● **Task requirements**: Every record below should be repeated word for word, with the pictures left out.

(Material provided Opens)

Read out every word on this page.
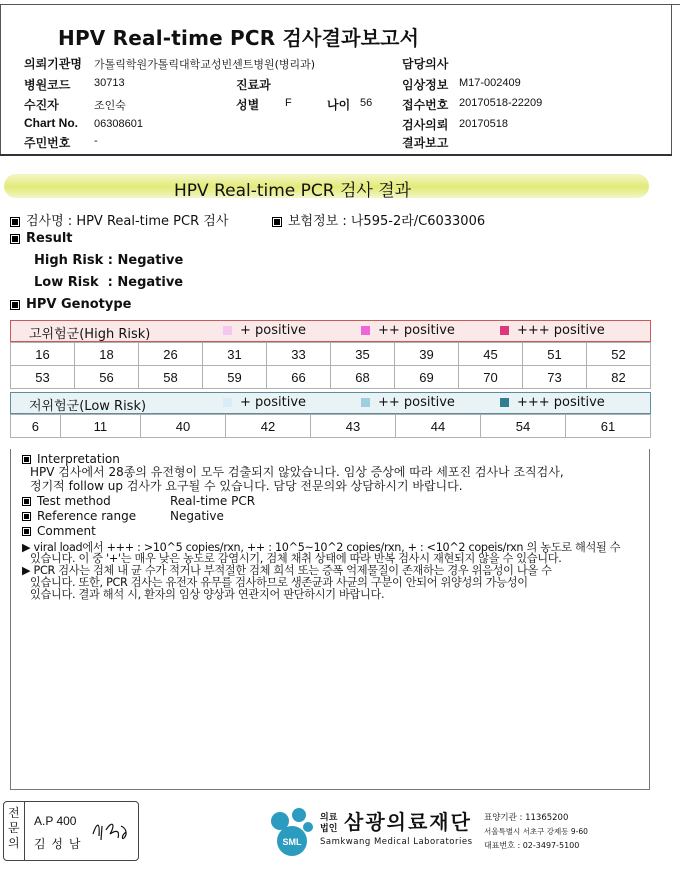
HPV Real-time PCR 검사결과보고서
의뢰기관명 가톨릭학원가톨릭대학교성빈센트병원(병리과)	담당의사
병원코드 30713	진료과	임상정보 M17-002409
수진자	조인숙	성별 F	나이 56 접수번호 20170518-22209
Chart No. 06308601	검사의뢰 20170518
주민번호 -	결과보고
HPV Real-time PCR 검사 결과
검사명 : HPV Real-time PCR 검사	보험정보 : 나595-2라/C6033006
Result
High Risk : Negative
Low Risk  : Negative
HPV Genotype
고위험군(High Risk)	+ positive	++ positive	+++ positive
16	18	26	31	33	35	39	45	51	52
53	56	58	59	66	68	69	70	73	82
저위험군(Low Risk)	+ positive	++ positive	+++ positive
6	11	40	42	43	44	54	61
Interpretation
HPV 검사에서 28종의 유전형이 모두 검출되지 않았습니다. 임상 증상에 따라 세포진 검사나 조직검사,
정기적 follow up 검사가 요구될 수 있습니다. 담당 전문의와 상담하시기 바랍니다.
Test method	Real-time PCR
Reference range	Negative
Comment
▶ viral load에서 +++ : >10^5 copies/rxn, ++ : 10^5~10^2 copies/rxn, + : <10^2 copeis/rxn 의 농도로 해석될 수
있습니다. 이 중 '+'는 매우 낮은 농도로 감염시기, 검체 채취 상태에 따라 반복 검사시 재현되지 않을 수 있습니다.
▶ PCR 검사는 검체 내 균 수가 적거나 부적절한 검체 희석 또는 증폭 억제물질이 존재하는 경우 위음성이 나올 수
있습니다. 또한, PCR 검사는 유전자 유무를 검사하므로 생존균과 사균의 구분이 안되어 위양성의 가능성이
있습니다. 결과 해석 시, 환자의 임상 양상과 연관지어 판단하시기 바랍니다.
전문의
A.P 400
김 성 남	SML
의료
법인 삼광의료재단
Samkwang Medical Laboratories
표양기관 : 11365200
서울특별시 서초구 강제동 9-60
대표번호 : 02-3497-5100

(Material provided Closes)

● **Response to this task**:
Read out every word on this page.
HPV Real-time PCR 검사결과보고서
의뢰기관명 가톨릭학원가톨릭대학교성빈센트병원(병리과)	담당의사
병원코드 30713	진료과	임상정보 M17-002409
수진자	조인숙	성별 F	나이 56 접수번호 20170518-22209
Chart No. 06308601	검사의뢰 20170518
주민번호 -	결과보고
HPV Real-time PCR 검사 결과
검사명 : HPV Real-time PCR 검사	보험정보 : 나595-2라/C6033006
Result
High Risk : Negative
Low Risk  : Negative
HPV Genotype
고위험군(High Risk)	+ positive	++ positive	+++ positive
16	18	26	31	33	35	39	45	51	52
53	56	58	59	66	68	69	70	73	82
저위험군(Low Risk)	+ positive	++ positive	+++ positive
6	11	40	42	43	44	54	61
Interpretation
HPV 검사에서 28종의 유전형이 모두 검출되지 않았습니다. 임상 증상에 따라 세포진 검사나 조직검사,
정기적 follow up 검사가 요구될 수 있습니다. 담당 전문의와 상담하시기 바랍니다.
Test method	Real-time PCR
Reference range	Negative
Comment
▶ viral load에서 +++ : >10^5 copies/rxn, ++ : 10^5~10^2 copies/rxn, + : <10^2 copeis/rxn 의 농도로 해석될 수
있습니다. 이 중 '+'는 매우 낮은 농도로 감염시기, 검체 채취 상태에 따라 반복 검사시 재현되지 않을 수 있습니다.
▶ PCR 검사는 검체 내 균 수가 적거나 부적절한 검체 희석 또는 증폭 억제물질이 존재하는 경우 위음성이 나올 수
있습니다. 또한, PCR 검사는 유전자 유무를 검사하므로 생존균과 사균의 구분이 안되어 위양성의 가능성이
있습니다. 결과 해석 시, 환자의 임상 양상과 연관지어 판단하시기 바랍니다.
전문의
A.P 400
김 성 남	SML
의료
법인 삼광의료재단
Samkwang Medical Laboratories
표양기관 : 11365200
서울특별시 서초구 강제동 9-60
대표번호 : 02-3497-5100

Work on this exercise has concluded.